> PROBLEM DETAILS:
Below is a block of records: output all of them exactly and leave out the pictures.

Stored items from a collection:

★ ★ ★ ★ ★ ★ ★

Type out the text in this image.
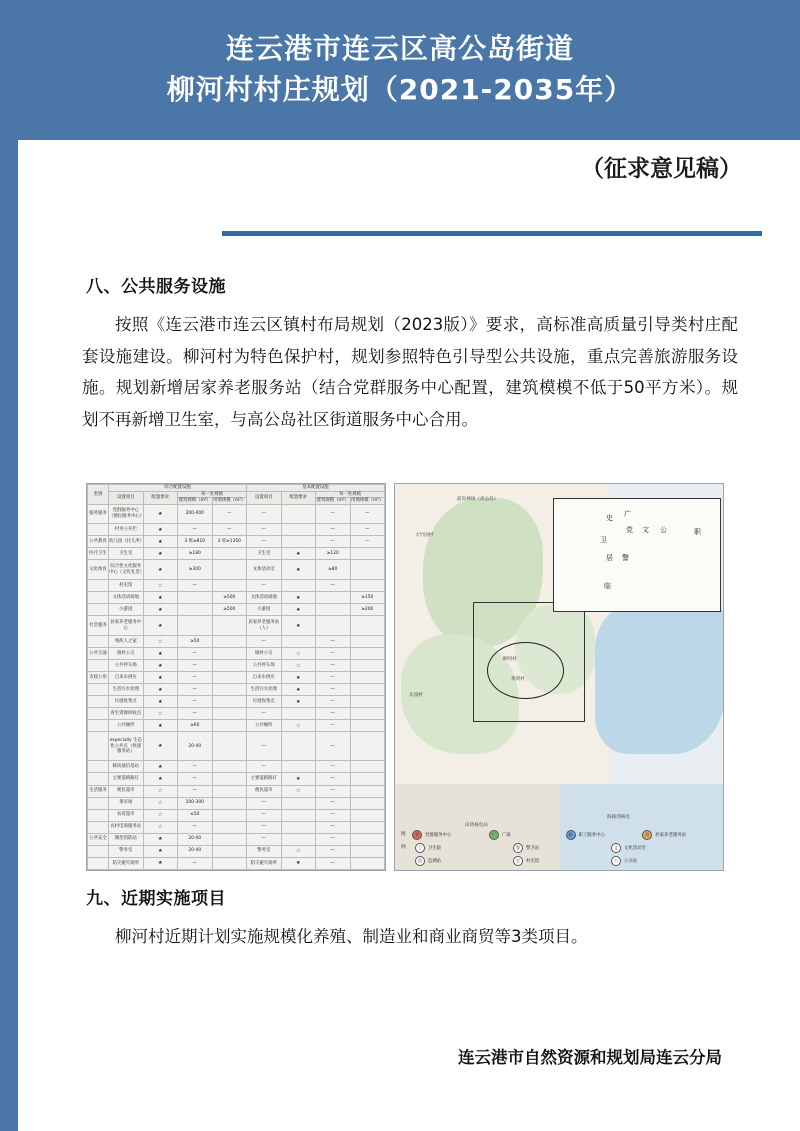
连云港市连云区高公岛街道
柳河村村庄规划（2021-2035年）
（征求意见稿）
八、公共服务设施

按照《连云港市连云区镇村布局规划（2023版）》要求，高标准高质量引导类村庄配套设施建设。柳河村为特色保护村，规划参照特色引导型公共设施，重点完善旅游服务设施。规划新增居家养老服务站（结合党群服务中心配置，建筑模模不低于50平方米）。规划不再新增卫生室，与高公岛社区街道服务中心合用。

类别	综合配置设施				基本配置设施			
	设置项目	配置要求	每一处规模		设置项目	配置要求	每一处规模	
			建筑规模（m²）	用地规模（m²）			建筑规模（m²）	用地规模（m²）
服务服务	党群服务中心（便民服务中心）	★	200-400	—	—		—	—
	村务公开栏	★	—	—	—		—	—
公共教育	幼儿园（托儿所）	★	3 班≥810	3 班≥1350	—		—	—
医疗卫生	卫生室	★	≥180		卫生室	★	≥120	
文化体育	综合性文化服务中心（文化礼堂）	★	≥300		文体活动室	★	≥80	
	村史馆	☆	—		—		—	
	文体活动场地	★		≥500	文体活动场地	★		≥150
	小游园	★		≥500	小游园	★		≥200
社会服务	居家养老服务中心	★			居家养老服务站（人）	★		
	残疾人之家	☆	≥50		—		—	
公共交通	镇村公交	★	—		镇村公交	☆	—	
	公共停车场	★	—		公共停车场	☆	—	
市政公用	自来水供应	★	—		自来水供应	★	—	
	生活污水处理	★	—		生活污水处理	★	—	
	垃圾收集点	★	—		垃圾收集点	★	—	
	再生资源回收点	☆	—		—		—	
	公共厕所	★	≥60		公共厕所	☆	—	
	especially 生态化公共点（快递服务站）	★	20-40		—		—	
	移动通信基站	★	—		—		—	
	主要道路路灯	★	—		主要道路路灯	★	—	
生活服务	便民超市	☆	—		便民超市	☆	—	
	菜市场	☆	100-300		—		—	
	农贸超市	☆	≤50		—		—	
	农村电商服务站	☆	—		—		—	
公共安全	微型消防站	★	20-40		—		—	
	警务室	★	20-40		警务室	☆	—	
	防灾避灾场所	★	—		防灾避灾场所	★	—	
史 广
党 文 公
卫
居 警
职
临
前岛林场（高公岛）
大竹园村
柳河村
黄窝村
东园村
田湾核电站
海陵湾核电
图	党	党群服务中心	广	广场	职	职工服务中心	居	居家养老服务站
例	卫	卫生院	警	警卫站	文	文化活动室
监	监测站	史	村史馆	公	公交站
九、近期实施项目

柳河村近期计划实施规模化养殖、制造业和商业商贸等3类项目。

连云港市自然资源和规划局连云分局
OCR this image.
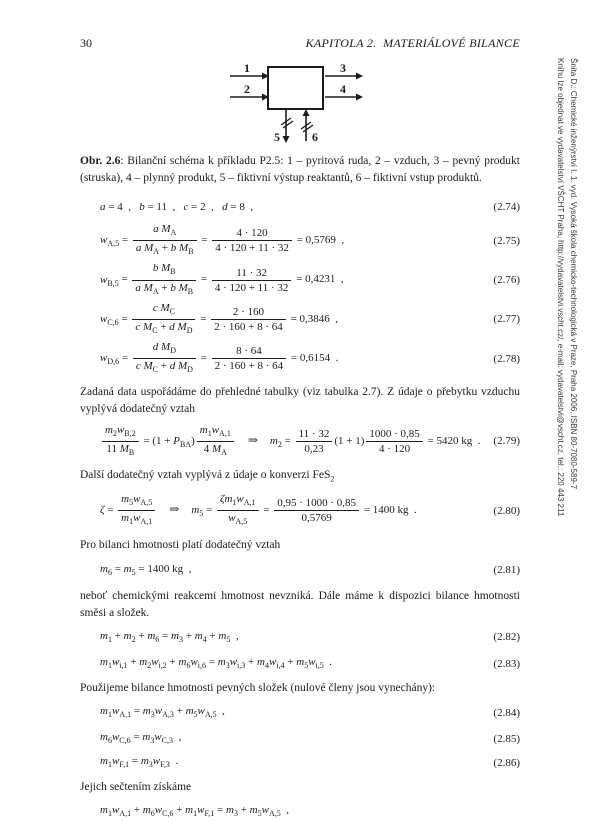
30	KAPITOLA 2.  MATERIÁLOVÉ BILANCE
1
2
3
4
5	6

Obr. 2.6: Bilanční schéma k příkladu P2.5: 1 – pyritová ruda, 2 – vzduch, 3 – pevný produkt (struska), 4 – plynný produkt, 5 – fiktivní výstup reaktantů, 6 – fiktivní vstup produktů.

a = 4  ,   b = 11  ,   c = 2  ,   d = 8  ,	(2.74)
$w_{A,5} = \frac{a M_A}{a M_A + b M_B} = \frac{4 \cdot 120}{4 \cdot 120 + 11 \cdot 32} = 0,5769$  ,	(2.75)
$w_{B,5} = \frac{b M_B}{a M_A + b M_B} = \frac{11 \cdot 32}{4 \cdot 120 + 11 \cdot 32} = 0,4231$  ,	(2.76)
$w_{C,6} = \frac{c M_C}{c M_C + d M_D} = \frac{2 \cdot 160}{2 \cdot 160 + 8 \cdot 64} = 0,3846$  ,	(2.77)
$w_{D,6} = \frac{d M_D}{c M_C + d M_D} = \frac{8 \cdot 64}{2 \cdot 160 + 8 \cdot 64} = 0,6154$  .	(2.78)

Zadaná data uspořádáme do přehledné tabulky (viz tabulka 2.7). Z údaje o přebytku vzduchu vyplývá dodatečný vztah

$\frac{m_2w_{B,2}}{11 M_B} = (1 + P_{BA}) \frac{m_1w_{A,1}}{4 M_A}$ ⇒ $m_2 = \frac{11 \cdot 32}{0,23} (1 + 1) \frac{1000 \cdot 0,85}{4 \cdot 120} = 5420$ kg  .	(2.79)

Další dodatečný vztah vyplývá z údaje o konverzi FeS$_2$

$\zeta = \frac{m_5w_{A,5}}{m_1w_{A,1}}$ ⇒ $m_5 = \frac{\zeta m_1w_{A,1}}{w_{A,5}} = \frac{0,95 \cdot 1000 \cdot 0,85}{0,5769} = 1400$ kg  .	(2.80)

Pro bilanci hmotnosti platí dodatečný vztah

$m_6 = m_5 = 1400$ kg  ,	(2.81)

neboť chemickými reakcemi hmotnost nevzniká. Dále máme k dispozici bilance hmotnosti směsi a složek.

$m_1 + m_2 + m_6 = m_3 + m_4 + m_5$  ,	(2.82)
$m_1w_{i,1} + m_2w_{i,2} + m_6w_{i,6} = m_3w_{i,3} + m_4w_{i,4} + m_5w_{i,5}$  .	(2.83)

Použijeme bilance hmotnosti pevných složek (nulové členy jsou vynechány):

$m_1w_{A,1} = m_3w_{A,3} + m_5w_{A,5}$  ,	(2.84)
$m_6w_{C,6} = m_3w_{C,3}$  ,	(2.85)
$m_1w_{F,1} = m_3w_{F,3}$  .	(2.86)

Jejich sečtením získáme

$m_1w_{A,1} + m_6w_{C,6} + m_1w_{F,1} = m_3 + m_5w_{A,5}$  ,
Šnita D.: Chemické inženýrství I. 1. vyd. Vysoká škola chemicko-technologická v Praze, Praha 2006. ISBN 80-7080-589-7
Knihu lze objednat ve vydavatelství VŠCHT Praha, http://vydavatelstvi.vscht.cz/, e-mail: vydavatelstvi@vscht.cz, tel.: 220 443 211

★ ★ ★ ★ ★ ★ ★

> ANSWER TO THIS TASK:
Type out the text in this image.
连云港市连云区高公岛街道
柳河村村庄规划（2021-2035年）
（征求意见稿）
八、公共服务设施

按照《连云港市连云区镇村布局规划（2023版）》要求，高标准高质量引导类村庄配套设施建设。柳河村为特色保护村，规划参照特色引导型公共设施，重点完善旅游服务设施。规划新增居家养老服务站（结合党群服务中心配置，建筑模模不低于50平方米）。规划不再新增卫生室，与高公岛社区街道服务中心合用。

类别	综合配置设施				基本配置设施			
	设置项目	配置要求	每一处规模		设置项目	配置要求	每一处规模	
			建筑规模（m²）	用地规模（m²）			建筑规模（m²）	用地规模（m²）
服务服务	党群服务中心（便民服务中心）	★	200-400	—	—		—	—
	村务公开栏	★	—	—	—		—	—
公共教育	幼儿园（托儿所）	★	3 班≥810	3 班≥1350	—		—	—
医疗卫生	卫生室	★	≥180		卫生室	★	≥120	
文化体育	综合性文化服务中心（文化礼堂）	★	≥300		文体活动室	★	≥80	
	村史馆	☆	—		—		—	
	文体活动场地	★		≥500	文体活动场地	★		≥150
	小游园	★		≥500	小游园	★		≥200
社会服务	居家养老服务中心	★			居家养老服务站（人）	★		
	残疾人之家	☆	≥50		—		—	
公共交通	镇村公交	★	—		镇村公交	☆	—	
	公共停车场	★	—		公共停车场	☆	—	
市政公用	自来水供应	★	—		自来水供应	★	—	
	生活污水处理	★	—		生活污水处理	★	—	
	垃圾收集点	★	—		垃圾收集点	★	—	
	再生资源回收点	☆	—		—		—	
	公共厕所	★	≥60		公共厕所	☆	—	
	especially 生态化公共点（快递服务站）	★	20-40		—		—	
	移动通信基站	★	—		—		—	
	主要道路路灯	★	—		主要道路路灯	★	—	
生活服务	便民超市	☆	—		便民超市	☆	—	
	菜市场	☆	100-300		—		—	
	农贸超市	☆	≤50		—		—	
	农村电商服务站	☆	—		—		—	
公共安全	微型消防站	★	20-40		—		—	
	警务室	★	20-40		警务室	☆	—	
	防灾避灾场所	★	—		防灾避灾场所	★	—	
史 广
党 文 公
卫
居 警
职
临
前岛林场（高公岛）
大竹园村
柳河村
黄窝村
东园村
田湾核电站
海陵湾核电
图	党	党群服务中心	广	广场	职	职工服务中心	居	居家养老服务站
例	卫	卫生院	警	警卫站	文	文化活动室
监	监测站	史	村史馆	公	公交站
九、近期实施项目

柳河村近期计划实施规模化养殖、制造业和商业商贸等3类项目。

连云港市自然资源和规划局连云分局
OCR this image.
30	KAPITOLA 2.  MATERIÁLOVÉ BILANCE
1
2
3
4
5	6

Obr. 2.6: Bilanční schéma k příkladu P2.5: 1 – pyritová ruda, 2 – vzduch, 3 – pevný produkt (struska), 4 – plynný produkt, 5 – fiktivní výstup reaktantů, 6 – fiktivní vstup produktů.

a = 4  ,   b = 11  ,   c = 2  ,   d = 8  ,	(2.74)
$w_{A,5} = \frac{a M_A}{a M_A + b M_B} = \frac{4 \cdot 120}{4 \cdot 120 + 11 \cdot 32} = 0,5769$  ,	(2.75)
$w_{B,5} = \frac{b M_B}{a M_A + b M_B} = \frac{11 \cdot 32}{4 \cdot 120 + 11 \cdot 32} = 0,4231$  ,	(2.76)
$w_{C,6} = \frac{c M_C}{c M_C + d M_D} = \frac{2 \cdot 160}{2 \cdot 160 + 8 \cdot 64} = 0,3846$  ,	(2.77)
$w_{D,6} = \frac{d M_D}{c M_C + d M_D} = \frac{8 \cdot 64}{2 \cdot 160 + 8 \cdot 64} = 0,6154$  .	(2.78)

Zadaná data uspořádáme do přehledné tabulky (viz tabulka 2.7). Z údaje o přebytku vzduchu vyplývá dodatečný vztah

$\frac{m_2w_{B,2}}{11 M_B} = (1 + P_{BA}) \frac{m_1w_{A,1}}{4 M_A}$ ⇒ $m_2 = \frac{11 \cdot 32}{0,23} (1 + 1) \frac{1000 \cdot 0,85}{4 \cdot 120} = 5420$ kg  .	(2.79)

Další dodatečný vztah vyplývá z údaje o konverzi FeS$_2$

$\zeta = \frac{m_5w_{A,5}}{m_1w_{A,1}}$ ⇒ $m_5 = \frac{\zeta m_1w_{A,1}}{w_{A,5}} = \frac{0,95 \cdot 1000 \cdot 0,85}{0,5769} = 1400$ kg  .	(2.80)

Pro bilanci hmotnosti platí dodatečný vztah

$m_6 = m_5 = 1400$ kg  ,	(2.81)

neboť chemickými reakcemi hmotnost nevzniká. Dále máme k dispozici bilance hmotnosti směsi a složek.

$m_1 + m_2 + m_6 = m_3 + m_4 + m_5$  ,	(2.82)
$m_1w_{i,1} + m_2w_{i,2} + m_6w_{i,6} = m_3w_{i,3} + m_4w_{i,4} + m_5w_{i,5}$  .	(2.83)

Použijeme bilance hmotnosti pevných složek (nulové členy jsou vynechány):

$m_1w_{A,1} = m_3w_{A,3} + m_5w_{A,5}$  ,	(2.84)
$m_6w_{C,6} = m_3w_{C,3}$  ,	(2.85)
$m_1w_{F,1} = m_3w_{F,3}$  .	(2.86)

Jejich sečtením získáme

$m_1w_{A,1} + m_6w_{C,6} + m_1w_{F,1} = m_3 + m_5w_{A,5}$  ,
Šnita D.: Chemické inženýrství I. 1. vyd. Vysoká škola chemicko-technologická v Praze, Praha 2006. ISBN 80-7080-589-7
Knihu lze objednat ve vydavatelství VŠCHT Praha, http://vydavatelstvi.vscht.cz/, e-mail: vydavatelstvi@vscht.cz, tel.: 220 443 211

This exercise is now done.